▶ [The problem] Exactly as given, repeat all of the entries.

▶ [Dataset]
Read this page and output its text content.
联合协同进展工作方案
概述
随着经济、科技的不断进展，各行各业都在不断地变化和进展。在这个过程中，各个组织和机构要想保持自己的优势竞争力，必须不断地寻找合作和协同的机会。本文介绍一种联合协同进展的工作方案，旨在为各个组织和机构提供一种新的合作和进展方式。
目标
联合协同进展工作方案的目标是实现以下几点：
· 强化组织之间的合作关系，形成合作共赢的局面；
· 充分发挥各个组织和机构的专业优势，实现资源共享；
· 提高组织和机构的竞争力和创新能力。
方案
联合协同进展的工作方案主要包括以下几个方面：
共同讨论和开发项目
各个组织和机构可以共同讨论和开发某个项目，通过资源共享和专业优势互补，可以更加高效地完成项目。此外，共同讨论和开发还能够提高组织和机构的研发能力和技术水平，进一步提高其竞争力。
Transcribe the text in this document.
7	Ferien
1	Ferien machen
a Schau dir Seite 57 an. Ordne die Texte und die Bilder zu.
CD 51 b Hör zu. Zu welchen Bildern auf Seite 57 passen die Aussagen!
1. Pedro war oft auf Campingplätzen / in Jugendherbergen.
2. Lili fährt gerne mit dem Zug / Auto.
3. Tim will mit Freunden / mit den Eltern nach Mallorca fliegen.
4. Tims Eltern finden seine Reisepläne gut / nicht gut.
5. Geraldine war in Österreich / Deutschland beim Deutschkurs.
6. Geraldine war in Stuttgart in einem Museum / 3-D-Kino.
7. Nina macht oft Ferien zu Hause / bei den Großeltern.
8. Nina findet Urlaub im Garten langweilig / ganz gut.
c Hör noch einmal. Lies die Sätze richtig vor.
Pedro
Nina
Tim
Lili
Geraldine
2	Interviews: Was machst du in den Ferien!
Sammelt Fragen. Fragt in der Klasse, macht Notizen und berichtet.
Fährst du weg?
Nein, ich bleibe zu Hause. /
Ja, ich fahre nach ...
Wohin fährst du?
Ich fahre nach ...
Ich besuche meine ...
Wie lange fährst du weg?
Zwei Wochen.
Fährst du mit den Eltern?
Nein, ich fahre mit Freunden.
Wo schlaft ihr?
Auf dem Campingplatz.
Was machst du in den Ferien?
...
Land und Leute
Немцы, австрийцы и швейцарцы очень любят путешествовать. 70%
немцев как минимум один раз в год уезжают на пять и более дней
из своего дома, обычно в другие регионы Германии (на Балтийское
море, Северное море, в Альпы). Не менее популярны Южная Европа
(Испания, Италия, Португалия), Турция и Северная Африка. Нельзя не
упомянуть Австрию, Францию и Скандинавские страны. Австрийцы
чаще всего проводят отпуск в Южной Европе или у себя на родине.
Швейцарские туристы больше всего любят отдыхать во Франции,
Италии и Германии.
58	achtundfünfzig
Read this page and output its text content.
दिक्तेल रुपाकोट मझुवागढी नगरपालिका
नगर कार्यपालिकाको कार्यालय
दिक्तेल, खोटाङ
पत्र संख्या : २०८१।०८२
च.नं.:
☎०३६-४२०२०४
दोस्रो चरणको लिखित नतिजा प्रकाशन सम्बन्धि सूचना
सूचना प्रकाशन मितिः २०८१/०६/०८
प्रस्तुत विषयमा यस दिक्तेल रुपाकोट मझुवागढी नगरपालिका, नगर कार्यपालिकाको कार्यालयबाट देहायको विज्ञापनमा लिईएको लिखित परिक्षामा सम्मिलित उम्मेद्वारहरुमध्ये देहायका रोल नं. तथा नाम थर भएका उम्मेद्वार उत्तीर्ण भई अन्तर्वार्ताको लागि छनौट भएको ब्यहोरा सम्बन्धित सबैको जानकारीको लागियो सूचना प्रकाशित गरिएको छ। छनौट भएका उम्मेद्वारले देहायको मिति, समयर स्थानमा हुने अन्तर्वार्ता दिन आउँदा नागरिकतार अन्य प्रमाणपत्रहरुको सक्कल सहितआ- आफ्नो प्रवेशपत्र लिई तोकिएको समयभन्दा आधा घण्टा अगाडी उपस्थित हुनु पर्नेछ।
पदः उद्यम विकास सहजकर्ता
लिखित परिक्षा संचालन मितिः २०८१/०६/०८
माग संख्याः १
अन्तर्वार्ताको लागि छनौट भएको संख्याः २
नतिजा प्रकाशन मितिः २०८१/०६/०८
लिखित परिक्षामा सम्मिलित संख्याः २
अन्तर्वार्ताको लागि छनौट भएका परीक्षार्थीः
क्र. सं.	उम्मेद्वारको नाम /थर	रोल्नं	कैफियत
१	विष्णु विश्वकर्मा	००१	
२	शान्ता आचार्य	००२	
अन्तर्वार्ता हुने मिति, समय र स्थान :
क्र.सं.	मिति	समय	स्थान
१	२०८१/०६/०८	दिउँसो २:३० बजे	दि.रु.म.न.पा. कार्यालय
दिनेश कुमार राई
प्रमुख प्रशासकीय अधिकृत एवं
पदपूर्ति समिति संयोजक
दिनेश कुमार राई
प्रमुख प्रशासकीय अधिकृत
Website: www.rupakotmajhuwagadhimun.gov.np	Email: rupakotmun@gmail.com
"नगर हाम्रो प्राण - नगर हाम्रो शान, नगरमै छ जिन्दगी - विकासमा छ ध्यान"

▶ [Answer for this exercise]
Read this page and output its text content.
联合协同进展工作方案
概述
随着经济、科技的不断进展，各行各业都在不断地变化和进展。在这个过程中，各个组织和机构要想保持自己的优势竞争力，必须不断地寻找合作和协同的机会。本文介绍一种联合协同进展的工作方案，旨在为各个组织和机构提供一种新的合作和进展方式。
目标
联合协同进展工作方案的目标是实现以下几点：
· 强化组织之间的合作关系，形成合作共赢的局面；
· 充分发挥各个组织和机构的专业优势，实现资源共享；
· 提高组织和机构的竞争力和创新能力。
方案
联合协同进展的工作方案主要包括以下几个方面：
共同讨论和开发项目
各个组织和机构可以共同讨论和开发某个项目，通过资源共享和专业优势互补，可以更加高效地完成项目。此外，共同讨论和开发还能够提高组织和机构的研发能力和技术水平，进一步提高其竞争力。
Transcribe the text in this document.
7	Ferien
1	Ferien machen
a Schau dir Seite 57 an. Ordne die Texte und die Bilder zu.
CD 51 b Hör zu. Zu welchen Bildern auf Seite 57 passen die Aussagen!
1. Pedro war oft auf Campingplätzen / in Jugendherbergen.
2. Lili fährt gerne mit dem Zug / Auto.
3. Tim will mit Freunden / mit den Eltern nach Mallorca fliegen.
4. Tims Eltern finden seine Reisepläne gut / nicht gut.
5. Geraldine war in Österreich / Deutschland beim Deutschkurs.
6. Geraldine war in Stuttgart in einem Museum / 3-D-Kino.
7. Nina macht oft Ferien zu Hause / bei den Großeltern.
8. Nina findet Urlaub im Garten langweilig / ganz gut.
c Hör noch einmal. Lies die Sätze richtig vor.
Pedro
Nina
Tim
Lili
Geraldine
2	Interviews: Was machst du in den Ferien!
Sammelt Fragen. Fragt in der Klasse, macht Notizen und berichtet.
Fährst du weg?
Nein, ich bleibe zu Hause. /
Ja, ich fahre nach ...
Wohin fährst du?
Ich fahre nach ...
Ich besuche meine ...
Wie lange fährst du weg?
Zwei Wochen.
Fährst du mit den Eltern?
Nein, ich fahre mit Freunden.
Wo schlaft ihr?
Auf dem Campingplatz.
Was machst du in den Ferien?
...
Land und Leute
Немцы, австрийцы и швейцарцы очень любят путешествовать. 70%
немцев как минимум один раз в год уезжают на пять и более дней
из своего дома, обычно в другие регионы Германии (на Балтийское
море, Северное море, в Альпы). Не менее популярны Южная Европа
(Испания, Италия, Португалия), Турция и Северная Африка. Нельзя не
упомянуть Австрию, Францию и Скандинавские страны. Австрийцы
чаще всего проводят отпуск в Южной Европе или у себя на родине.
Швейцарские туристы больше всего любят отдыхать во Франции,
Италии и Германии.
58	achtundfünfzig
Read this page and output its text content.
दिक्तेल रुपाकोट मझुवागढी नगरपालिका
नगर कार्यपालिकाको कार्यालय
दिक्तेल, खोटाङ
पत्र संख्या : २०८१।०८२
च.नं.:
☎०३६-४२०२०४
दोस्रो चरणको लिखित नतिजा प्रकाशन सम्बन्धि सूचना
सूचना प्रकाशन मितिः २०८१/०६/०८
प्रस्तुत विषयमा यस दिक्तेल रुपाकोट मझुवागढी नगरपालिका, नगर कार्यपालिकाको कार्यालयबाट देहायको विज्ञापनमा लिईएको लिखित परिक्षामा सम्मिलित उम्मेद्वारहरुमध्ये देहायका रोल नं. तथा नाम थर भएका उम्मेद्वार उत्तीर्ण भई अन्तर्वार्ताको लागि छनौट भएको ब्यहोरा सम्बन्धित सबैको जानकारीको लागियो सूचना प्रकाशित गरिएको छ। छनौट भएका उम्मेद्वारले देहायको मिति, समयर स्थानमा हुने अन्तर्वार्ता दिन आउँदा नागरिकतार अन्य प्रमाणपत्रहरुको सक्कल सहितआ- आफ्नो प्रवेशपत्र लिई तोकिएको समयभन्दा आधा घण्टा अगाडी उपस्थित हुनु पर्नेछ।
पदः उद्यम विकास सहजकर्ता
लिखित परिक्षा संचालन मितिः २०८१/०६/०८
माग संख्याः १
अन्तर्वार्ताको लागि छनौट भएको संख्याः २
नतिजा प्रकाशन मितिः २०८१/०६/०८
लिखित परिक्षामा सम्मिलित संख्याः २
अन्तर्वार्ताको लागि छनौट भएका परीक्षार्थीः
क्र. सं.	उम्मेद्वारको नाम /थर	रोल्नं	कैफियत
१	विष्णु विश्वकर्मा	००१	
२	शान्ता आचार्य	००२	
अन्तर्वार्ता हुने मिति, समय र स्थान :
क्र.सं.	मिति	समय	स्थान
१	२०८१/०६/०८	दिउँसो २:३० बजे	दि.रु.म.न.पा. कार्यालय
दिनेश कुमार राई
प्रमुख प्रशासकीय अधिकृत एवं
पदपूर्ति समिति संयोजक
दिनेश कुमार राई
प्रमुख प्रशासकीय अधिकृत
Website: www.rupakotmajhuwagadhimun.gov.np	Email: rupakotmun@gmail.com
"नगर हाम्रो प्राण - नगर हाम्रो शान, नगरमै छ जिन्दगी - विकासमा छ ध्यान"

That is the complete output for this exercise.